**Goal**
Repeat the data verbatim.

**Data for this task**
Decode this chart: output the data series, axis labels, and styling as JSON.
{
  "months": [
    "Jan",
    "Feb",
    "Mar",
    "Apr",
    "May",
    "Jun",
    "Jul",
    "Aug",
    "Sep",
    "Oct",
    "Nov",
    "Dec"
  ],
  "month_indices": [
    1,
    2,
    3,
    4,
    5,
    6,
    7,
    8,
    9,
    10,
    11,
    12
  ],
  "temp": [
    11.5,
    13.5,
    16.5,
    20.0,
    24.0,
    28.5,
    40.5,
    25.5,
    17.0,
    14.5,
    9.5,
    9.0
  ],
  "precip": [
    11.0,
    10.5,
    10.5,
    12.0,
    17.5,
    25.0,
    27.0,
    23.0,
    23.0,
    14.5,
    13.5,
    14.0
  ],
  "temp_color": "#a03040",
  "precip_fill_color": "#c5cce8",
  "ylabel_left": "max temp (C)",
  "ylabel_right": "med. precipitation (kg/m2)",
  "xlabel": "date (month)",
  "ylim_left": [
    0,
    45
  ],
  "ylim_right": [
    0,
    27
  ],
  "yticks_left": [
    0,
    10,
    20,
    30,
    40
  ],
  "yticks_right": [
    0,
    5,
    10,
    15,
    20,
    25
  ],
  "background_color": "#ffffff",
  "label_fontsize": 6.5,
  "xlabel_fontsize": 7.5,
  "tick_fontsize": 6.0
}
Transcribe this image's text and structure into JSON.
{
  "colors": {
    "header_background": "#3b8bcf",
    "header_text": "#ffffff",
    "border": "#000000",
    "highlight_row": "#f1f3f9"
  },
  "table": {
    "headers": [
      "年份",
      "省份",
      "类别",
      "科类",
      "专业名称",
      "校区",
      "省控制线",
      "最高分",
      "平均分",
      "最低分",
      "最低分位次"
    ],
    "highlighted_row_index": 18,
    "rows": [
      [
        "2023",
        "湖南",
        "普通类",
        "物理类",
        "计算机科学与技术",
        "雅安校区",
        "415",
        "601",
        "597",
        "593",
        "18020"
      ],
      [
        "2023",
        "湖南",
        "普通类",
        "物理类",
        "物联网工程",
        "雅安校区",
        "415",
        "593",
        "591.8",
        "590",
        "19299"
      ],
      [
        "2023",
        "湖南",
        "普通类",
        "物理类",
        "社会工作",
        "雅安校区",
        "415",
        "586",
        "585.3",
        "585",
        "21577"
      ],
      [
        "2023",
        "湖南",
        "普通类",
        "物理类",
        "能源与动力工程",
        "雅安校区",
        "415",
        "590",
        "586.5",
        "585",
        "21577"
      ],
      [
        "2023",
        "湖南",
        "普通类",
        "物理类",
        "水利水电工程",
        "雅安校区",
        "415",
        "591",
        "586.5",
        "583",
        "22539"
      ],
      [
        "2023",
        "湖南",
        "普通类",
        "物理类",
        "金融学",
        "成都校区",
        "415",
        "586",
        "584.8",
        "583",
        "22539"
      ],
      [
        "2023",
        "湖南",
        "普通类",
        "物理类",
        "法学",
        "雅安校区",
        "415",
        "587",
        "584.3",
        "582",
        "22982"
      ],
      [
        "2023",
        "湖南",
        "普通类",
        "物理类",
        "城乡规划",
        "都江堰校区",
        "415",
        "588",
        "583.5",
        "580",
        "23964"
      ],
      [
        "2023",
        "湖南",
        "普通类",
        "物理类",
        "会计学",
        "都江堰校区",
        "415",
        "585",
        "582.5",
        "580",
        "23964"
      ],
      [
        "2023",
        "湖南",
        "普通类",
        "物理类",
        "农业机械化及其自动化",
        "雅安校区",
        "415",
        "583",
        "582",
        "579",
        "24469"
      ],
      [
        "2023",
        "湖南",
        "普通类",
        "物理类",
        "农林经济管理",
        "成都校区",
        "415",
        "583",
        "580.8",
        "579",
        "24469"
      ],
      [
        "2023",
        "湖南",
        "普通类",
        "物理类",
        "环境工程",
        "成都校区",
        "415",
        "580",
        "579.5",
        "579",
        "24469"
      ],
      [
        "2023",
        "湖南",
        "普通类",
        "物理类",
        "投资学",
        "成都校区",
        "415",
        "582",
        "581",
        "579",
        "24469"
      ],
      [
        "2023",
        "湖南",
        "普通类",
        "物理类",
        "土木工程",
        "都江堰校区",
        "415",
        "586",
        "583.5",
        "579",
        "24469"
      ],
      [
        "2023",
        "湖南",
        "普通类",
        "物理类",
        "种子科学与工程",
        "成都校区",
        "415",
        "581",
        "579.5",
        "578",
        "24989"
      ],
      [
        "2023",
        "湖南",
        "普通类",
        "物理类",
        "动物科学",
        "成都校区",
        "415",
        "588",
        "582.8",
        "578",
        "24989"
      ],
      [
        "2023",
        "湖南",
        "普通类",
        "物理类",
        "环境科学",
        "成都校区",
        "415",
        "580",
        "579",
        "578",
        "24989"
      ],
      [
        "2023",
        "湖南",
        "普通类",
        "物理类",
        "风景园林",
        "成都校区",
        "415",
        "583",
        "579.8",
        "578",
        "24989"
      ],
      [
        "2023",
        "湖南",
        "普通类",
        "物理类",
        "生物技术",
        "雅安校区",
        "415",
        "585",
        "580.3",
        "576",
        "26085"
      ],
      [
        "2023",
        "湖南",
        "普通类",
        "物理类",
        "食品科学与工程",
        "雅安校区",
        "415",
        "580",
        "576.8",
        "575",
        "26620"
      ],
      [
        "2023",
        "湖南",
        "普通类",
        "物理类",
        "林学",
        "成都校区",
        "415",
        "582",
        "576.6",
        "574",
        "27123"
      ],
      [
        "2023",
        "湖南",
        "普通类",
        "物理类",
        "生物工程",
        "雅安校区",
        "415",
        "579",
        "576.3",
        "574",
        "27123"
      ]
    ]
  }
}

**Response to this exercise**
Decode this chart: output the data series, axis labels, and styling as JSON.
{
  "months": [
    "Jan",
    "Feb",
    "Mar",
    "Apr",
    "May",
    "Jun",
    "Jul",
    "Aug",
    "Sep",
    "Oct",
    "Nov",
    "Dec"
  ],
  "month_indices": [
    1,
    2,
    3,
    4,
    5,
    6,
    7,
    8,
    9,
    10,
    11,
    12
  ],
  "temp": [
    11.5,
    13.5,
    16.5,
    20.0,
    24.0,
    28.5,
    40.5,
    25.5,
    17.0,
    14.5,
    9.5,
    9.0
  ],
  "precip": [
    11.0,
    10.5,
    10.5,
    12.0,
    17.5,
    25.0,
    27.0,
    23.0,
    23.0,
    14.5,
    13.5,
    14.0
  ],
  "temp_color": "#a03040",
  "precip_fill_color": "#c5cce8",
  "ylabel_left": "max temp (C)",
  "ylabel_right": "med. precipitation (kg/m2)",
  "xlabel": "date (month)",
  "ylim_left": [
    0,
    45
  ],
  "ylim_right": [
    0,
    27
  ],
  "yticks_left": [
    0,
    10,
    20,
    30,
    40
  ],
  "yticks_right": [
    0,
    5,
    10,
    15,
    20,
    25
  ],
  "background_color": "#ffffff",
  "label_fontsize": 6.5,
  "xlabel_fontsize": 7.5,
  "tick_fontsize": 6.0
}
Transcribe this image's text and structure into JSON.
{
  "colors": {
    "header_background": "#3b8bcf",
    "header_text": "#ffffff",
    "border": "#000000",
    "highlight_row": "#f1f3f9"
  },
  "table": {
    "headers": [
      "年份",
      "省份",
      "类别",
      "科类",
      "专业名称",
      "校区",
      "省控制线",
      "最高分",
      "平均分",
      "最低分",
      "最低分位次"
    ],
    "highlighted_row_index": 18,
    "rows": [
      [
        "2023",
        "湖南",
        "普通类",
        "物理类",
        "计算机科学与技术",
        "雅安校区",
        "415",
        "601",
        "597",
        "593",
        "18020"
      ],
      [
        "2023",
        "湖南",
        "普通类",
        "物理类",
        "物联网工程",
        "雅安校区",
        "415",
        "593",
        "591.8",
        "590",
        "19299"
      ],
      [
        "2023",
        "湖南",
        "普通类",
        "物理类",
        "社会工作",
        "雅安校区",
        "415",
        "586",
        "585.3",
        "585",
        "21577"
      ],
      [
        "2023",
        "湖南",
        "普通类",
        "物理类",
        "能源与动力工程",
        "雅安校区",
        "415",
        "590",
        "586.5",
        "585",
        "21577"
      ],
      [
        "2023",
        "湖南",
        "普通类",
        "物理类",
        "水利水电工程",
        "雅安校区",
        "415",
        "591",
        "586.5",
        "583",
        "22539"
      ],
      [
        "2023",
        "湖南",
        "普通类",
        "物理类",
        "金融学",
        "成都校区",
        "415",
        "586",
        "584.8",
        "583",
        "22539"
      ],
      [
        "2023",
        "湖南",
        "普通类",
        "物理类",
        "法学",
        "雅安校区",
        "415",
        "587",
        "584.3",
        "582",
        "22982"
      ],
      [
        "2023",
        "湖南",
        "普通类",
        "物理类",
        "城乡规划",
        "都江堰校区",
        "415",
        "588",
        "583.5",
        "580",
        "23964"
      ],
      [
        "2023",
        "湖南",
        "普通类",
        "物理类",
        "会计学",
        "都江堰校区",
        "415",
        "585",
        "582.5",
        "580",
        "23964"
      ],
      [
        "2023",
        "湖南",
        "普通类",
        "物理类",
        "农业机械化及其自动化",
        "雅安校区",
        "415",
        "583",
        "582",
        "579",
        "24469"
      ],
      [
        "2023",
        "湖南",
        "普通类",
        "物理类",
        "农林经济管理",
        "成都校区",
        "415",
        "583",
        "580.8",
        "579",
        "24469"
      ],
      [
        "2023",
        "湖南",
        "普通类",
        "物理类",
        "环境工程",
        "成都校区",
        "415",
        "580",
        "579.5",
        "579",
        "24469"
      ],
      [
        "2023",
        "湖南",
        "普通类",
        "物理类",
        "投资学",
        "成都校区",
        "415",
        "582",
        "581",
        "579",
        "24469"
      ],
      [
        "2023",
        "湖南",
        "普通类",
        "物理类",
        "土木工程",
        "都江堰校区",
        "415",
        "586",
        "583.5",
        "579",
        "24469"
      ],
      [
        "2023",
        "湖南",
        "普通类",
        "物理类",
        "种子科学与工程",
        "成都校区",
        "415",
        "581",
        "579.5",
        "578",
        "24989"
      ],
      [
        "2023",
        "湖南",
        "普通类",
        "物理类",
        "动物科学",
        "成都校区",
        "415",
        "588",
        "582.8",
        "578",
        "24989"
      ],
      [
        "2023",
        "湖南",
        "普通类",
        "物理类",
        "环境科学",
        "成都校区",
        "415",
        "580",
        "579",
        "578",
        "24989"
      ],
      [
        "2023",
        "湖南",
        "普通类",
        "物理类",
        "风景园林",
        "成都校区",
        "415",
        "583",
        "579.8",
        "578",
        "24989"
      ],
      [
        "2023",
        "湖南",
        "普通类",
        "物理类",
        "生物技术",
        "雅安校区",
        "415",
        "585",
        "580.3",
        "576",
        "26085"
      ],
      [
        "2023",
        "湖南",
        "普通类",
        "物理类",
        "食品科学与工程",
        "雅安校区",
        "415",
        "580",
        "576.8",
        "575",
        "26620"
      ],
      [
        "2023",
        "湖南",
        "普通类",
        "物理类",
        "林学",
        "成都校区",
        "415",
        "582",
        "576.6",
        "574",
        "27123"
      ],
      [
        "2023",
        "湖南",
        "普通类",
        "物理类",
        "生物工程",
        "雅安校区",
        "415",
        "579",
        "576.3",
        "574",
        "27123"
      ]
    ]
  }
}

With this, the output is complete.